Items listed in a dataset:

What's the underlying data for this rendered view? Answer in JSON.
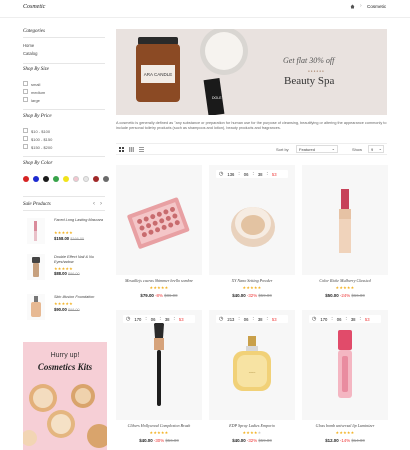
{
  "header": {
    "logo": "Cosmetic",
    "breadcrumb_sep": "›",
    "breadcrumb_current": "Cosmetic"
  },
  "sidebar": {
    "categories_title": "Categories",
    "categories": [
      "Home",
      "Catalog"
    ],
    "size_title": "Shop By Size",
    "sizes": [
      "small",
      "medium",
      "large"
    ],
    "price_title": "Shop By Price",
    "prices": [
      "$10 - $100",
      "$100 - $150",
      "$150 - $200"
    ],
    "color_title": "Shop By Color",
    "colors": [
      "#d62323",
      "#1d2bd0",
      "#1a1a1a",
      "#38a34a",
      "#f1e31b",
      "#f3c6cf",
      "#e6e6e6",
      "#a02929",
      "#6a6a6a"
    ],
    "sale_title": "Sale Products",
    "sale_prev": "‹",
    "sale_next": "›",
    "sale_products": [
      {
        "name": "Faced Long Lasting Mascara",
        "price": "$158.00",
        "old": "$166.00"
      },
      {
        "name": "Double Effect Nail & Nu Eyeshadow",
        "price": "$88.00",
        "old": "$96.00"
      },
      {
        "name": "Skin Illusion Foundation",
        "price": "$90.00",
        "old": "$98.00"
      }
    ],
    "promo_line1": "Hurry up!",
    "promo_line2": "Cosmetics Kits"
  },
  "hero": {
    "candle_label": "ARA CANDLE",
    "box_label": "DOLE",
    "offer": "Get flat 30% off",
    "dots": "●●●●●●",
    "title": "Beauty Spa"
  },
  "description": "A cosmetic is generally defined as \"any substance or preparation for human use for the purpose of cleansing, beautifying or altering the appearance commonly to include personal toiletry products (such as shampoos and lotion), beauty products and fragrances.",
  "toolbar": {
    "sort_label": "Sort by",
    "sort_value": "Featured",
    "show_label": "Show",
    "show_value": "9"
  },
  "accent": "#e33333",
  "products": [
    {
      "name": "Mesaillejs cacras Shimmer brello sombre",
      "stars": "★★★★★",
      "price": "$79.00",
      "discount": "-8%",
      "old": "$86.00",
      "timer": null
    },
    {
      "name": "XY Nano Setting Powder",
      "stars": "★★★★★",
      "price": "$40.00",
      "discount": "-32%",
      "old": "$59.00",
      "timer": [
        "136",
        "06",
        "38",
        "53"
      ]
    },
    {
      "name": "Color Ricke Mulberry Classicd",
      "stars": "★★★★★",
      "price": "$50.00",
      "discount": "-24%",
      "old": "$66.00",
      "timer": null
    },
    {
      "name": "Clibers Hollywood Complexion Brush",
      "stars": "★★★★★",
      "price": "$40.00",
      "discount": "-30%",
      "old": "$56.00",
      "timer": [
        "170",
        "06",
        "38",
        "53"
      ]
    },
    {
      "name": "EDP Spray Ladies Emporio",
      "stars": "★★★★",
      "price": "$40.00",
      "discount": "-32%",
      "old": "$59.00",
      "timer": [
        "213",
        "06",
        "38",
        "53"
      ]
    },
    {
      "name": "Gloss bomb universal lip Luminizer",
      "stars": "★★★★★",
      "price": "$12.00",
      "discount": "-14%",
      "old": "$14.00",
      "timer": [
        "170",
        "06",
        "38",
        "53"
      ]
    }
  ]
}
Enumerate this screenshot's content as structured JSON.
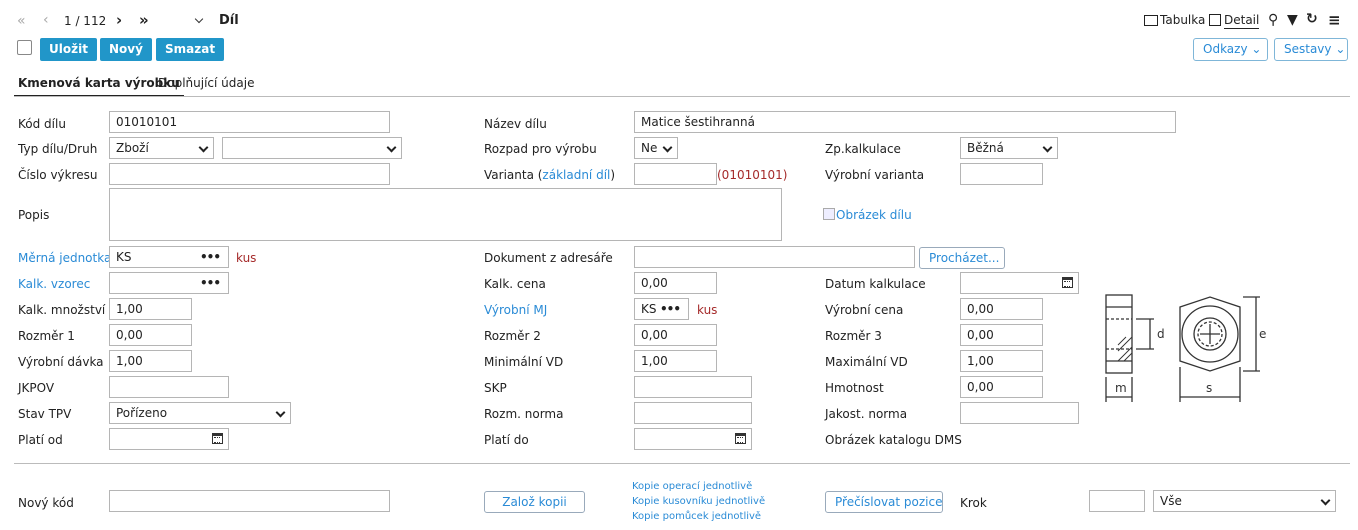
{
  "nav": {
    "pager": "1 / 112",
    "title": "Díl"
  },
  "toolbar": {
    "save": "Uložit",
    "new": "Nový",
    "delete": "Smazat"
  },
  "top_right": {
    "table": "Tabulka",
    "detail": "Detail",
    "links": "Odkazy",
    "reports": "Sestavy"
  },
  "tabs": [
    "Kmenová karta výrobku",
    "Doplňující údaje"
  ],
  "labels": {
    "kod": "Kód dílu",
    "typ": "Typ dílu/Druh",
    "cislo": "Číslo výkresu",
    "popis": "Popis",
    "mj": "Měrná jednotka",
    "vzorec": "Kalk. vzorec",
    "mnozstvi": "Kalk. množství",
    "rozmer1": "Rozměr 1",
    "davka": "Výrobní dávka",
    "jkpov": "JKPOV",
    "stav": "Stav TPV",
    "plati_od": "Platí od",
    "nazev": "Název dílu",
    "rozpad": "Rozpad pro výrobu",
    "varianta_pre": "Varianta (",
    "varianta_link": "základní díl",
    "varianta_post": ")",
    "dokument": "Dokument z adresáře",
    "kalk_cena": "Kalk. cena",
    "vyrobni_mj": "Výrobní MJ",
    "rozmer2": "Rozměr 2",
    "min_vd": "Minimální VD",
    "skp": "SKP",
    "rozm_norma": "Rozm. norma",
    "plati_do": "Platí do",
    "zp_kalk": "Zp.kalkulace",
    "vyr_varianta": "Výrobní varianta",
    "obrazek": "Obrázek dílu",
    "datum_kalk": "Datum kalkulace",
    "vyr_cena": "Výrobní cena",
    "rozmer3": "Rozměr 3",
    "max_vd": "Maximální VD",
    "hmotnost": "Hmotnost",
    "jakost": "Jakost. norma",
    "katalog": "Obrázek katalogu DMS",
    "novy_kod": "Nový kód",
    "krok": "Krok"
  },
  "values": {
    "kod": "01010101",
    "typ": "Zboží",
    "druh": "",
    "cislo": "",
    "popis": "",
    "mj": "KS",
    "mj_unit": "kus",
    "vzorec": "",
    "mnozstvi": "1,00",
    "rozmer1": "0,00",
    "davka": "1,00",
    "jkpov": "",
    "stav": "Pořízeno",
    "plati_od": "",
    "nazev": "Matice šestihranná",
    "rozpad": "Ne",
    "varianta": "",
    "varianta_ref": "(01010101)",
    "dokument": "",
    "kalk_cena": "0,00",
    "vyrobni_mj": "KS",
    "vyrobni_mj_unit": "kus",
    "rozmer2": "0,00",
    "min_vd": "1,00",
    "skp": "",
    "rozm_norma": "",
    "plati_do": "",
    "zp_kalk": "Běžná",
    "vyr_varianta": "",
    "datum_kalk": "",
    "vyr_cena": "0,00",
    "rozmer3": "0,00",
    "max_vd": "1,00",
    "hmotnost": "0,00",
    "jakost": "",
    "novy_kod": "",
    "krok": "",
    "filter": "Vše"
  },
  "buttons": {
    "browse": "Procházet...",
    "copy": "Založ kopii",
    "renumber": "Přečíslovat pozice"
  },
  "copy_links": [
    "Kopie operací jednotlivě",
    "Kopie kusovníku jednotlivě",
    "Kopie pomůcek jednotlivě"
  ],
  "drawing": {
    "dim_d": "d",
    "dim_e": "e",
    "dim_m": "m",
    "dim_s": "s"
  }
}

Given task
Without the images, write out each line of the data verbatim.

Exercise result
What's the underlying data for this rendered view? Answer in JSON.
{
  "header": {
    "logo": "Cosmetic",
    "breadcrumb_sep": "›",
    "breadcrumb_current": "Cosmetic"
  },
  "sidebar": {
    "categories_title": "Categories",
    "categories": [
      "Home",
      "Catalog"
    ],
    "size_title": "Shop By Size",
    "sizes": [
      "small",
      "medium",
      "large"
    ],
    "price_title": "Shop By Price",
    "prices": [
      "$10 - $100",
      "$100 - $150",
      "$150 - $200"
    ],
    "color_title": "Shop By Color",
    "colors": [
      "#d62323",
      "#1d2bd0",
      "#1a1a1a",
      "#38a34a",
      "#f1e31b",
      "#f3c6cf",
      "#e6e6e6",
      "#a02929",
      "#6a6a6a"
    ],
    "sale_title": "Sale Products",
    "sale_prev": "‹",
    "sale_next": "›",
    "sale_products": [
      {
        "name": "Faced Long Lasting Mascara",
        "price": "$158.00",
        "old": "$166.00"
      },
      {
        "name": "Double Effect Nail & Nu Eyeshadow",
        "price": "$88.00",
        "old": "$96.00"
      },
      {
        "name": "Skin Illusion Foundation",
        "price": "$90.00",
        "old": "$98.00"
      }
    ],
    "promo_line1": "Hurry up!",
    "promo_line2": "Cosmetics Kits"
  },
  "hero": {
    "candle_label": "ARA CANDLE",
    "box_label": "DOLE",
    "offer": "Get flat 30% off",
    "dots": "●●●●●●",
    "title": "Beauty Spa"
  },
  "description": "A cosmetic is generally defined as \"any substance or preparation for human use for the purpose of cleansing, beautifying or altering the appearance commonly to include personal toiletry products (such as shampoos and lotion), beauty products and fragrances.",
  "toolbar": {
    "sort_label": "Sort by",
    "sort_value": "Featured",
    "show_label": "Show",
    "show_value": "9"
  },
  "accent": "#e33333",
  "products": [
    {
      "name": "Mesaillejs cacras Shimmer brello sombre",
      "stars": "★★★★★",
      "price": "$79.00",
      "discount": "-8%",
      "old": "$86.00",
      "timer": null
    },
    {
      "name": "XY Nano Setting Powder",
      "stars": "★★★★★",
      "price": "$40.00",
      "discount": "-32%",
      "old": "$59.00",
      "timer": [
        "136",
        "06",
        "38",
        "53"
      ]
    },
    {
      "name": "Color Ricke Mulberry Classicd",
      "stars": "★★★★★",
      "price": "$50.00",
      "discount": "-24%",
      "old": "$66.00",
      "timer": null
    },
    {
      "name": "Clibers Hollywood Complexion Brush",
      "stars": "★★★★★",
      "price": "$40.00",
      "discount": "-30%",
      "old": "$56.00",
      "timer": [
        "170",
        "06",
        "38",
        "53"
      ]
    },
    {
      "name": "EDP Spray Ladies Emporio",
      "stars": "★★★★",
      "price": "$40.00",
      "discount": "-32%",
      "old": "$59.00",
      "timer": [
        "213",
        "06",
        "38",
        "53"
      ]
    },
    {
      "name": "Gloss bomb universal lip Luminizer",
      "stars": "★★★★★",
      "price": "$12.00",
      "discount": "-14%",
      "old": "$14.00",
      "timer": [
        "170",
        "06",
        "38",
        "53"
      ]
    }
  ]
}
Enumerate this screenshot's content as structured JSON.
{
  "nav": {
    "pager": "1 / 112",
    "title": "Díl"
  },
  "toolbar": {
    "save": "Uložit",
    "new": "Nový",
    "delete": "Smazat"
  },
  "top_right": {
    "table": "Tabulka",
    "detail": "Detail",
    "links": "Odkazy",
    "reports": "Sestavy"
  },
  "tabs": [
    "Kmenová karta výrobku",
    "Doplňující údaje"
  ],
  "labels": {
    "kod": "Kód dílu",
    "typ": "Typ dílu/Druh",
    "cislo": "Číslo výkresu",
    "popis": "Popis",
    "mj": "Měrná jednotka",
    "vzorec": "Kalk. vzorec",
    "mnozstvi": "Kalk. množství",
    "rozmer1": "Rozměr 1",
    "davka": "Výrobní dávka",
    "jkpov": "JKPOV",
    "stav": "Stav TPV",
    "plati_od": "Platí od",
    "nazev": "Název dílu",
    "rozpad": "Rozpad pro výrobu",
    "varianta_pre": "Varianta (",
    "varianta_link": "základní díl",
    "varianta_post": ")",
    "dokument": "Dokument z adresáře",
    "kalk_cena": "Kalk. cena",
    "vyrobni_mj": "Výrobní MJ",
    "rozmer2": "Rozměr 2",
    "min_vd": "Minimální VD",
    "skp": "SKP",
    "rozm_norma": "Rozm. norma",
    "plati_do": "Platí do",
    "zp_kalk": "Zp.kalkulace",
    "vyr_varianta": "Výrobní varianta",
    "obrazek": "Obrázek dílu",
    "datum_kalk": "Datum kalkulace",
    "vyr_cena": "Výrobní cena",
    "rozmer3": "Rozměr 3",
    "max_vd": "Maximální VD",
    "hmotnost": "Hmotnost",
    "jakost": "Jakost. norma",
    "katalog": "Obrázek katalogu DMS",
    "novy_kod": "Nový kód",
    "krok": "Krok"
  },
  "values": {
    "kod": "01010101",
    "typ": "Zboží",
    "druh": "",
    "cislo": "",
    "popis": "",
    "mj": "KS",
    "mj_unit": "kus",
    "vzorec": "",
    "mnozstvi": "1,00",
    "rozmer1": "0,00",
    "davka": "1,00",
    "jkpov": "",
    "stav": "Pořízeno",
    "plati_od": "",
    "nazev": "Matice šestihranná",
    "rozpad": "Ne",
    "varianta": "",
    "varianta_ref": "(01010101)",
    "dokument": "",
    "kalk_cena": "0,00",
    "vyrobni_mj": "KS",
    "vyrobni_mj_unit": "kus",
    "rozmer2": "0,00",
    "min_vd": "1,00",
    "skp": "",
    "rozm_norma": "",
    "plati_do": "",
    "zp_kalk": "Běžná",
    "vyr_varianta": "",
    "datum_kalk": "",
    "vyr_cena": "0,00",
    "rozmer3": "0,00",
    "max_vd": "1,00",
    "hmotnost": "0,00",
    "jakost": "",
    "novy_kod": "",
    "krok": "",
    "filter": "Vše"
  },
  "buttons": {
    "browse": "Procházet...",
    "copy": "Založ kopii",
    "renumber": "Přečíslovat pozice"
  },
  "copy_links": [
    "Kopie operací jednotlivě",
    "Kopie kusovníku jednotlivě",
    "Kopie pomůcek jednotlivě"
  ],
  "drawing": {
    "dim_d": "d",
    "dim_e": "e",
    "dim_m": "m",
    "dim_s": "s"
  }
}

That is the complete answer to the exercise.